→ 課題内容: 以下に示す「地蔵堂」の項目で、用例の出典として挙がっている作品名をすべて書き出してください。
=== 文書本文 ===
地蔵堂
じぞうどう
名詞
標準
temple hall with a Kshitigarbha (Jizō) image
文例 · 用例
方々の、祠の扉だの、地蔵堂の羽目だの、路傍の傍示杭だの、気をつけて御覧な、皆この印がつけてあるから。
— 泉鏡花 『黒百合』 青空文庫
そこで栄蔵は、少し離れた地蔵堂町狭川の子陽といふ先生が開いてゐる塾に通学をはじめる。
— 新美南吉 『良寛物語 手毬と鉢の子』 青空文庫
良寛さんが、ときどき訪れてゆく、地蔵堂町の子供達も、また特別の歓迎法を持つてゐた。
— 新美南吉 『良寛物語 手毬と鉢の子』 青空文庫
今日も良寛さんは、地蔵堂町へやつて来た。
— 新美南吉 『良寛物語 手毬と鉢の子』 青空文庫
地蔵堂に釣った紙帳より、かえって侘しき草の閨かな。
— 泉鏡花 『吉原新話』 青空文庫
わたくしはその手の及ばない村中の地蔵堂にしばらくの仮りの住宅を定めました。
— 岡本かの子 『生々流転』 青空文庫
わたくしも寒さに急き立てられ、夫婦乞食より一足先に郭を出て、藍染橋を渡り、棲家の地蔵堂へ帰りました。
— 岡本かの子 『生々流転』 青空文庫
わたくしは地蔵堂へ帰り、その紺絣の着物を拡げてみながら考えるともなく考えます。
=== 提供データ ===
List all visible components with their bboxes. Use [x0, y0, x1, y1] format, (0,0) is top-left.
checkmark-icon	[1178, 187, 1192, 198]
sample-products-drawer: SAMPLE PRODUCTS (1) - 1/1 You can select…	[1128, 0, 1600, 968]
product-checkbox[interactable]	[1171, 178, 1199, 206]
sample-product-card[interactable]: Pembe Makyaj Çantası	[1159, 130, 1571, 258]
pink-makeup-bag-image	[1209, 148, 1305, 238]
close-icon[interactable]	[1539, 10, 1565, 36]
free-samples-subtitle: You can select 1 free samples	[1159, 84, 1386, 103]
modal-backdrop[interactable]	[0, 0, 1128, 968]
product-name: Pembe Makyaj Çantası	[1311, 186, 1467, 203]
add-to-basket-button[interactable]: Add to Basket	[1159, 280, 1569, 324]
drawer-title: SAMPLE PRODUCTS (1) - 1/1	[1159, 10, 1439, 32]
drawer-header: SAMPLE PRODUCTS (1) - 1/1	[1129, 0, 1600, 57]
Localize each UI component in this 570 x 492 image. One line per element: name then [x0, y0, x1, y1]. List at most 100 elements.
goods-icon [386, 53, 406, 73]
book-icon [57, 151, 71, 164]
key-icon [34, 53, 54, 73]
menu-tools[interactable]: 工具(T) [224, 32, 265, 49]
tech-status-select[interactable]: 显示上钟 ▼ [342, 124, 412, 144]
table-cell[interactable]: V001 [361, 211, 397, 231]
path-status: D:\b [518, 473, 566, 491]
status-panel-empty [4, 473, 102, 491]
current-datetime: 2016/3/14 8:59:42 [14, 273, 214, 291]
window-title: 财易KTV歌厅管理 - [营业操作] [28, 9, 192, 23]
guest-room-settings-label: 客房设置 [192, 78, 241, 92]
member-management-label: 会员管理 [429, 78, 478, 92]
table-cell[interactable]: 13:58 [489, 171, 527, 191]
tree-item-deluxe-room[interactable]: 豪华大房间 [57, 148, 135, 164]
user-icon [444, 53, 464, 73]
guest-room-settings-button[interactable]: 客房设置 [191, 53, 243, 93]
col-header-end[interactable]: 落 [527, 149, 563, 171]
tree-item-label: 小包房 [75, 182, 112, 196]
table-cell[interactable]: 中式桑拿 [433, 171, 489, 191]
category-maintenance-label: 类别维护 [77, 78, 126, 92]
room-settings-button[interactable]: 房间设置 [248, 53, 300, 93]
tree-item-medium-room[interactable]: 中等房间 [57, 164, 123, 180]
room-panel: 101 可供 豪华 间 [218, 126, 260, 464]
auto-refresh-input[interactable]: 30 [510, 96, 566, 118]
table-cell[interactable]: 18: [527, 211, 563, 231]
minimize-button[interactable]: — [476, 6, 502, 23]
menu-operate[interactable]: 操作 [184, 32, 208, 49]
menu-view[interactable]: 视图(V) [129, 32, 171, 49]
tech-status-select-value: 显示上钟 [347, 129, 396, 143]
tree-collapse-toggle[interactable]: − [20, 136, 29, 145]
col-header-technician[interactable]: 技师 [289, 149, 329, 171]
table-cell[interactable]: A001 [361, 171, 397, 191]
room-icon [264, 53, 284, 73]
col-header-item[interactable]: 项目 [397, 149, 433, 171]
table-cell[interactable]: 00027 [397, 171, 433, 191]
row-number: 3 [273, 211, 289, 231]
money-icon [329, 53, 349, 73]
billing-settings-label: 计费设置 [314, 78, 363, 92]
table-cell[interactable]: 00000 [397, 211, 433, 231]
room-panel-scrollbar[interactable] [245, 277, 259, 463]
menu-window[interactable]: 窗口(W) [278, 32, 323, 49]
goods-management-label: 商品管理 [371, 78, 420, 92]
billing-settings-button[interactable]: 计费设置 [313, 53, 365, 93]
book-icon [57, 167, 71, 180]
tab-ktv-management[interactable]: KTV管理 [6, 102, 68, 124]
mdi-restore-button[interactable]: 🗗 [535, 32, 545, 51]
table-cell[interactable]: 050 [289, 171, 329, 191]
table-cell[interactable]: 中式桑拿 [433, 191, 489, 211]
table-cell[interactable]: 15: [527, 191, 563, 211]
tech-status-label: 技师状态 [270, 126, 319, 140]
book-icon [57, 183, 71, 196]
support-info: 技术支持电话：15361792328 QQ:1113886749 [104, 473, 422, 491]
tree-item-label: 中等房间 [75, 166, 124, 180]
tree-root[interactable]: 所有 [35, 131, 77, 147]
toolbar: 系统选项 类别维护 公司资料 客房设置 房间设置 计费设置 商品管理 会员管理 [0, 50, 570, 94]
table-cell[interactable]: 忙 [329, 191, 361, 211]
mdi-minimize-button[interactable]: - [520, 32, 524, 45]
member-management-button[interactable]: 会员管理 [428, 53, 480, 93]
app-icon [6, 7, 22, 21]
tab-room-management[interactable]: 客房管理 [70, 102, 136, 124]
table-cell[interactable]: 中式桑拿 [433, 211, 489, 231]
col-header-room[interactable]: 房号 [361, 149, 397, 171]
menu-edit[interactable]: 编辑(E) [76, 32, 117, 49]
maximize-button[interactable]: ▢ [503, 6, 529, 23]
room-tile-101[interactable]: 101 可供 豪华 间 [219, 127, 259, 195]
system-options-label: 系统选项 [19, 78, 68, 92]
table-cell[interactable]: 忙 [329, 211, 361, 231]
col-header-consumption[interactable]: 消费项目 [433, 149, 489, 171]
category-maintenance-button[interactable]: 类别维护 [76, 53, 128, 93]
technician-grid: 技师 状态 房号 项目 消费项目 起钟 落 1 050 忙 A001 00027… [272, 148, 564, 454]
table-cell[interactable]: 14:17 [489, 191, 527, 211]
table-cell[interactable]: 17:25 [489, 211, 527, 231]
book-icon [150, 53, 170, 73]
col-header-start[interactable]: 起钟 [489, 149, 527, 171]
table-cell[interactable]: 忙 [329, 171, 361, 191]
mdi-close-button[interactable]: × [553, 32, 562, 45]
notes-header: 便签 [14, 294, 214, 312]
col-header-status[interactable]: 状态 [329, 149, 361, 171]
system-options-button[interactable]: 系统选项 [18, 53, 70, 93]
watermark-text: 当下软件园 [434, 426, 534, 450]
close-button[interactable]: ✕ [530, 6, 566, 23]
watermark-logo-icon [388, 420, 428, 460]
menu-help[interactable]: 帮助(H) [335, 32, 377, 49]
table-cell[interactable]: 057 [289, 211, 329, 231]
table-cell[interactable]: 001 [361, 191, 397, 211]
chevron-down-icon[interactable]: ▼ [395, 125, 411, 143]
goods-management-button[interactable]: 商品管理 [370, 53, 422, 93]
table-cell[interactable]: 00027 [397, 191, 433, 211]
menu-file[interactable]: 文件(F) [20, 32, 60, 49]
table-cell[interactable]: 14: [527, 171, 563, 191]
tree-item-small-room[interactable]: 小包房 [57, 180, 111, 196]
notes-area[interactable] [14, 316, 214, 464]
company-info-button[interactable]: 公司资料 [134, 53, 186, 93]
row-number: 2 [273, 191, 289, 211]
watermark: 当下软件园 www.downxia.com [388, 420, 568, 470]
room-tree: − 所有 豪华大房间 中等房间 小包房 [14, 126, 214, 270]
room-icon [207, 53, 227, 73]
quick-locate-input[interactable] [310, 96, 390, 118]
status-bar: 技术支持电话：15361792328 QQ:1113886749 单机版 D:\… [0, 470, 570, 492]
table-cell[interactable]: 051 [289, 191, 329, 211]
===
→ 解答: 『黒百合』、『良寛物語 手毬と鉢の子』、『吉原新話』、『生々流転』